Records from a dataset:
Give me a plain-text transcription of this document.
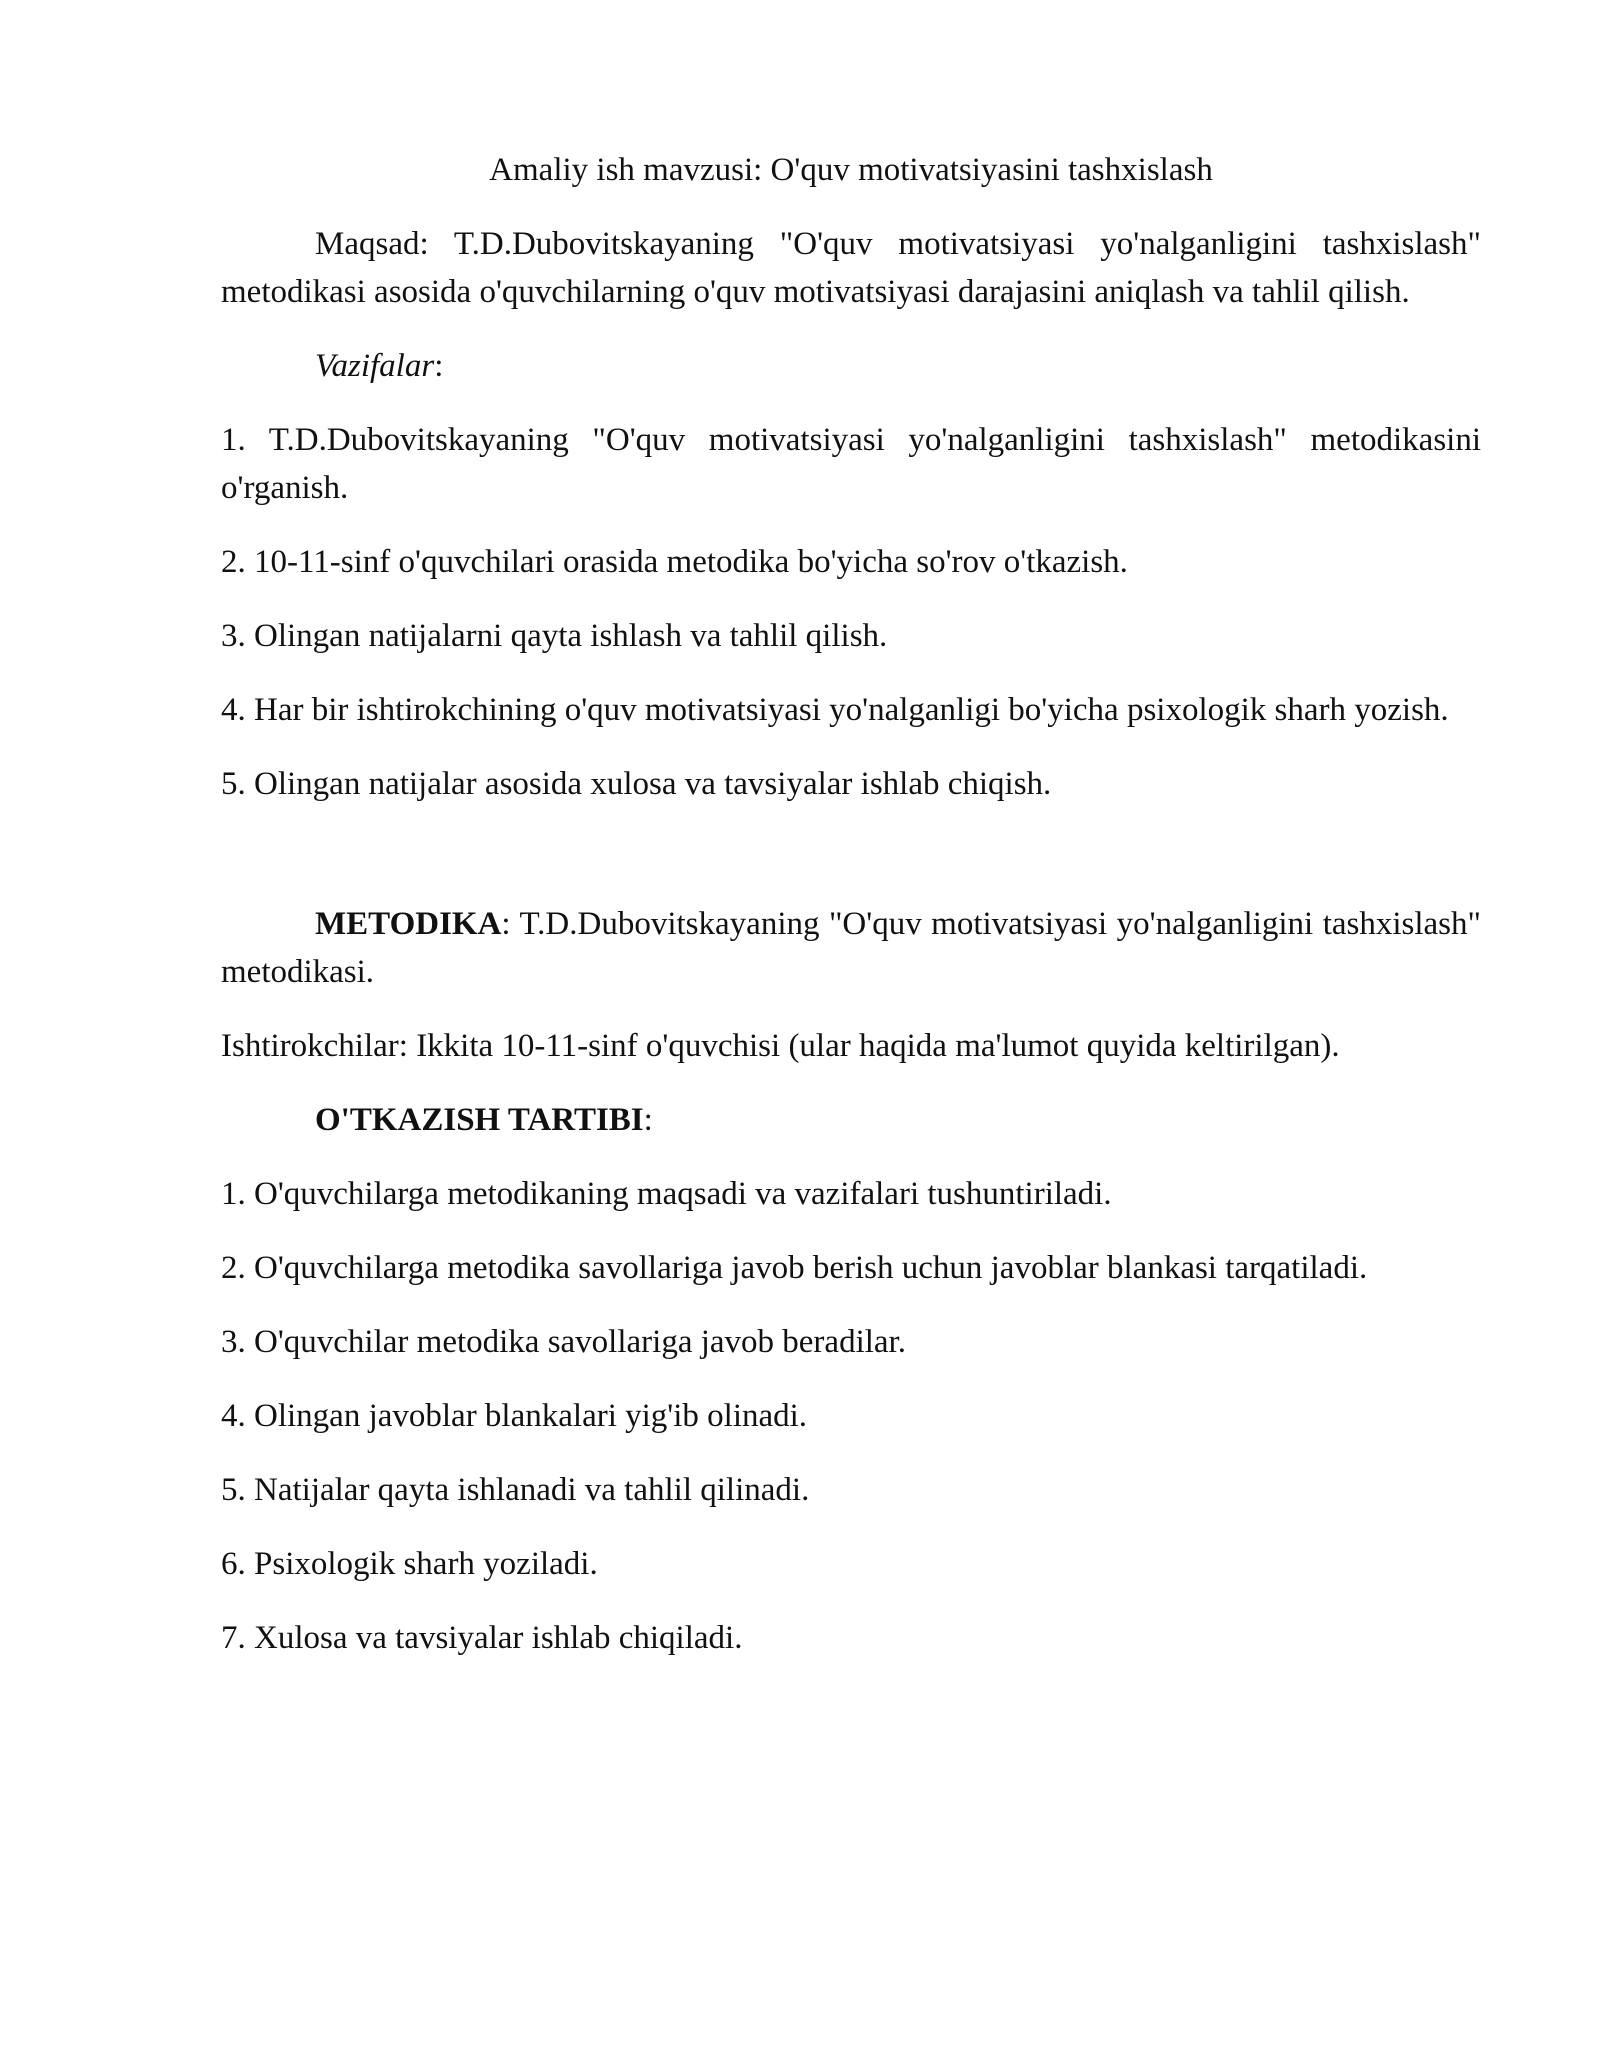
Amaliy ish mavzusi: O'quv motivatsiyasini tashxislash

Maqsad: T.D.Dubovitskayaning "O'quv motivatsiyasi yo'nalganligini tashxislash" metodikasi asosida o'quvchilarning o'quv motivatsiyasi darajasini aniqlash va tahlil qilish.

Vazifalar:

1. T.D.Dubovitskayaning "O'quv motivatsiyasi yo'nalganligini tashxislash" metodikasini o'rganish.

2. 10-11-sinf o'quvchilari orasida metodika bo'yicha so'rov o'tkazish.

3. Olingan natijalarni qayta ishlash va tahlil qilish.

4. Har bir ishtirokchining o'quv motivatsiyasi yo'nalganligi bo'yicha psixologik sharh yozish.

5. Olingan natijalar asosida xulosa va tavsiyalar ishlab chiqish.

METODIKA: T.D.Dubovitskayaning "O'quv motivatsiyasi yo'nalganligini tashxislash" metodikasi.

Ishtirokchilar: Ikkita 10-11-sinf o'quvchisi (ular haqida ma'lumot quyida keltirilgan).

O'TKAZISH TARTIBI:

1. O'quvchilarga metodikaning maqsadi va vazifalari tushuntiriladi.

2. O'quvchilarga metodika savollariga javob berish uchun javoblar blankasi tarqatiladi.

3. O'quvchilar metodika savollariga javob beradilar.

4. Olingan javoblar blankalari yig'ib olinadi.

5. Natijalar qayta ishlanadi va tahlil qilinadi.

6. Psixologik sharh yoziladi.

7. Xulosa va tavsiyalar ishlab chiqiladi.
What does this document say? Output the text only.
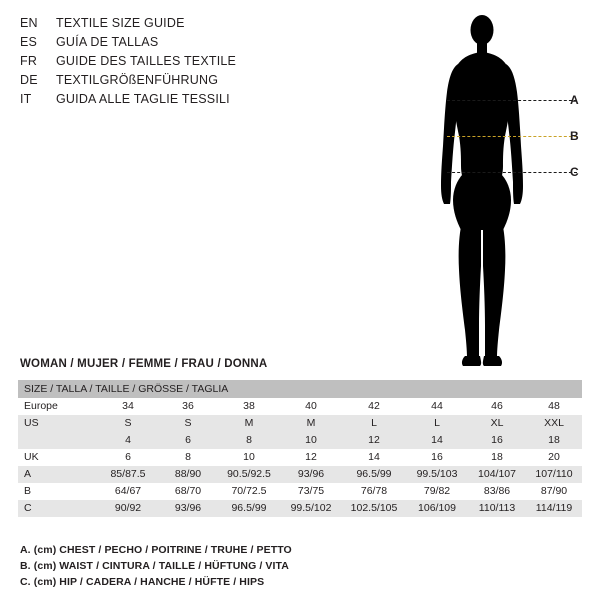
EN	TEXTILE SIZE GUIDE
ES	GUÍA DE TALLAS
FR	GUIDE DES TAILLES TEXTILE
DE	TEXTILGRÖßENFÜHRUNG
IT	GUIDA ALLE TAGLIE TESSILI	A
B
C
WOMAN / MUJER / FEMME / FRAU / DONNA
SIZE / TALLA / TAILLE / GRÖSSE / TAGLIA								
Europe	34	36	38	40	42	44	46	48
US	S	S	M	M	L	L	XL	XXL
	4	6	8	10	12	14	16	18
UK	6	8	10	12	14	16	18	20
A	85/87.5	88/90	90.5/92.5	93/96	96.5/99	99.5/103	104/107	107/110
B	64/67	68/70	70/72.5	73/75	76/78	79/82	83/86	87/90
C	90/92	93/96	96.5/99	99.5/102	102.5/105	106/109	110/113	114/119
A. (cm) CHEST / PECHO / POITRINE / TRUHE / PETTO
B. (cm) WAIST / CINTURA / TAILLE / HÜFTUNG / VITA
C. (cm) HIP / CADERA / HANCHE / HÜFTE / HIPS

== Set exercise ==
Quote all the lines above exactly as given. Do not include the pictures.

== Exercise result ==
Give me a plain-text transcription of this document.
Amaliy ish mavzusi: O'quv motivatsiyasini tashxislash

Maqsad: T.D.Dubovitskayaning "O'quv motivatsiyasi yo'nalganligini tashxislash" metodikasi asosida o'quvchilarning o'quv motivatsiyasi darajasini aniqlash va tahlil qilish.

Vazifalar:

1. T.D.Dubovitskayaning "O'quv motivatsiyasi yo'nalganligini tashxislash" metodikasini o'rganish.

2. 10-11-sinf o'quvchilari orasida metodika bo'yicha so'rov o'tkazish.

3. Olingan natijalarni qayta ishlash va tahlil qilish.

4. Har bir ishtirokchining o'quv motivatsiyasi yo'nalganligi bo'yicha psixologik sharh yozish.

5. Olingan natijalar asosida xulosa va tavsiyalar ishlab chiqish.

METODIKA: T.D.Dubovitskayaning "O'quv motivatsiyasi yo'nalganligini tashxislash" metodikasi.

Ishtirokchilar: Ikkita 10-11-sinf o'quvchisi (ular haqida ma'lumot quyida keltirilgan).

O'TKAZISH TARTIBI:

1. O'quvchilarga metodikaning maqsadi va vazifalari tushuntiriladi.

2. O'quvchilarga metodika savollariga javob berish uchun javoblar blankasi tarqatiladi.

3. O'quvchilar metodika savollariga javob beradilar.

4. Olingan javoblar blankalari yig'ib olinadi.

5. Natijalar qayta ishlanadi va tahlil qilinadi.

6. Psixologik sharh yoziladi.

7. Xulosa va tavsiyalar ishlab chiqiladi.
What does this document say? Output the text only.
EN	TEXTILE SIZE GUIDE
ES	GUÍA DE TALLAS
FR	GUIDE DES TAILLES TEXTILE
DE	TEXTILGRÖßENFÜHRUNG
IT	GUIDA ALLE TAGLIE TESSILI	A
B
C
WOMAN / MUJER / FEMME / FRAU / DONNA
SIZE / TALLA / TAILLE / GRÖSSE / TAGLIA								
Europe	34	36	38	40	42	44	46	48
US	S	S	M	M	L	L	XL	XXL
	4	6	8	10	12	14	16	18
UK	6	8	10	12	14	16	18	20
A	85/87.5	88/90	90.5/92.5	93/96	96.5/99	99.5/103	104/107	107/110
B	64/67	68/70	70/72.5	73/75	76/78	79/82	83/86	87/90
C	90/92	93/96	96.5/99	99.5/102	102.5/105	106/109	110/113	114/119
A. (cm) CHEST / PECHO / POITRINE / TRUHE / PETTO
B. (cm) WAIST / CINTURA / TAILLE / HÜFTUNG / VITA
C. (cm) HIP / CADERA / HANCHE / HÜFTE / HIPS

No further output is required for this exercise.